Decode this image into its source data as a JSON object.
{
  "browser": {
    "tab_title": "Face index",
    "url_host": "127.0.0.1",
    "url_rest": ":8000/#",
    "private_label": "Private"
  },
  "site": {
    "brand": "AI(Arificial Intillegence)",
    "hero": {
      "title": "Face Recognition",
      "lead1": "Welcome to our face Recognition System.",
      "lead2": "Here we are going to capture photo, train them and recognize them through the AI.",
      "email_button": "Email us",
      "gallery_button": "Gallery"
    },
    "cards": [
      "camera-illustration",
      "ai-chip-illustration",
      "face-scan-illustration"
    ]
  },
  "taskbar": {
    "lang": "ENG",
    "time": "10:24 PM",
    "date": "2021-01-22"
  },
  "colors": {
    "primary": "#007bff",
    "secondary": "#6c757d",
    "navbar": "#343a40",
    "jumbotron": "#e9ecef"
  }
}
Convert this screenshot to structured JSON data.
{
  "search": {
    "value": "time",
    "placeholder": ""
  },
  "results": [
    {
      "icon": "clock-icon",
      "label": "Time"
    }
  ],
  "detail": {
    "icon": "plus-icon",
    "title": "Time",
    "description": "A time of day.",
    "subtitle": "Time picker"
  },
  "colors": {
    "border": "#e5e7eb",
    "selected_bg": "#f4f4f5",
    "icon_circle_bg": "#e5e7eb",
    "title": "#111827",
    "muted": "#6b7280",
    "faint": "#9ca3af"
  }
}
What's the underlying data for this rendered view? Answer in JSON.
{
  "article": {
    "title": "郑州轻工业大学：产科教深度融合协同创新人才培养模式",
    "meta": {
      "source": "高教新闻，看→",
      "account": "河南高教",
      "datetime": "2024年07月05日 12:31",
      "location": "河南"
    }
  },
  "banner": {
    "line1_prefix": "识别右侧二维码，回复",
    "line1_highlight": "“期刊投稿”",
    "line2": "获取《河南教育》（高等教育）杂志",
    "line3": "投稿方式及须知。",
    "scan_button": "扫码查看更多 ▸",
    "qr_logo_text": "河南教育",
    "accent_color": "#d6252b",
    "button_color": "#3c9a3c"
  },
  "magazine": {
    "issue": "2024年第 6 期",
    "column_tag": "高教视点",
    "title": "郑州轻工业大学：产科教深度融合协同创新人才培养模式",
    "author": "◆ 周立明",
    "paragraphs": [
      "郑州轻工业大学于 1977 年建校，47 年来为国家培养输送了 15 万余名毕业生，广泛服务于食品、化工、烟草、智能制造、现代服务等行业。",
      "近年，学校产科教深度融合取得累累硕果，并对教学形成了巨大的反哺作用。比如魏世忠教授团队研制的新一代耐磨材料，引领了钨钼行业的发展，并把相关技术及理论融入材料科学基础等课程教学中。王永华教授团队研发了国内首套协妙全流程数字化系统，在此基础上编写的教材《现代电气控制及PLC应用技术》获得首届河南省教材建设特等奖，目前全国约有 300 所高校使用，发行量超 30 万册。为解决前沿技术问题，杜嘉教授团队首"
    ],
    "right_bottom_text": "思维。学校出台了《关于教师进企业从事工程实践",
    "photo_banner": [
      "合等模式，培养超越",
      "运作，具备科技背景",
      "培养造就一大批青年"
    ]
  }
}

● ● ● ● ● ● ●

BRIEF:
Repeat the material above in full, quoting it exactly.

COMPLETE RESPONSE:
Decode this image into its source data as a JSON object.
{
  "browser": {
    "tab_title": "Face index",
    "url_host": "127.0.0.1",
    "url_rest": ":8000/#",
    "private_label": "Private"
  },
  "site": {
    "brand": "AI(Arificial Intillegence)",
    "hero": {
      "title": "Face Recognition",
      "lead1": "Welcome to our face Recognition System.",
      "lead2": "Here we are going to capture photo, train them and recognize them through the AI.",
      "email_button": "Email us",
      "gallery_button": "Gallery"
    },
    "cards": [
      "camera-illustration",
      "ai-chip-illustration",
      "face-scan-illustration"
    ]
  },
  "taskbar": {
    "lang": "ENG",
    "time": "10:24 PM",
    "date": "2021-01-22"
  },
  "colors": {
    "primary": "#007bff",
    "secondary": "#6c757d",
    "navbar": "#343a40",
    "jumbotron": "#e9ecef"
  }
}
Convert this screenshot to structured JSON data.
{
  "search": {
    "value": "time",
    "placeholder": ""
  },
  "results": [
    {
      "icon": "clock-icon",
      "label": "Time"
    }
  ],
  "detail": {
    "icon": "plus-icon",
    "title": "Time",
    "description": "A time of day.",
    "subtitle": "Time picker"
  },
  "colors": {
    "border": "#e5e7eb",
    "selected_bg": "#f4f4f5",
    "icon_circle_bg": "#e5e7eb",
    "title": "#111827",
    "muted": "#6b7280",
    "faint": "#9ca3af"
  }
}
What's the underlying data for this rendered view? Answer in JSON.
{
  "article": {
    "title": "郑州轻工业大学：产科教深度融合协同创新人才培养模式",
    "meta": {
      "source": "高教新闻，看→",
      "account": "河南高教",
      "datetime": "2024年07月05日 12:31",
      "location": "河南"
    }
  },
  "banner": {
    "line1_prefix": "识别右侧二维码，回复",
    "line1_highlight": "“期刊投稿”",
    "line2": "获取《河南教育》（高等教育）杂志",
    "line3": "投稿方式及须知。",
    "scan_button": "扫码查看更多 ▸",
    "qr_logo_text": "河南教育",
    "accent_color": "#d6252b",
    "button_color": "#3c9a3c"
  },
  "magazine": {
    "issue": "2024年第 6 期",
    "column_tag": "高教视点",
    "title": "郑州轻工业大学：产科教深度融合协同创新人才培养模式",
    "author": "◆ 周立明",
    "paragraphs": [
      "郑州轻工业大学于 1977 年建校，47 年来为国家培养输送了 15 万余名毕业生，广泛服务于食品、化工、烟草、智能制造、现代服务等行业。",
      "近年，学校产科教深度融合取得累累硕果，并对教学形成了巨大的反哺作用。比如魏世忠教授团队研制的新一代耐磨材料，引领了钨钼行业的发展，并把相关技术及理论融入材料科学基础等课程教学中。王永华教授团队研发了国内首套协妙全流程数字化系统，在此基础上编写的教材《现代电气控制及PLC应用技术》获得首届河南省教材建设特等奖，目前全国约有 300 所高校使用，发行量超 30 万册。为解决前沿技术问题，杜嘉教授团队首"
    ],
    "right_bottom_text": "思维。学校出台了《关于教师进企业从事工程实践",
    "photo_banner": [
      "合等模式，培养超越",
      "运作，具备科技背景",
      "培养造就一大批青年"
    ]
  }
}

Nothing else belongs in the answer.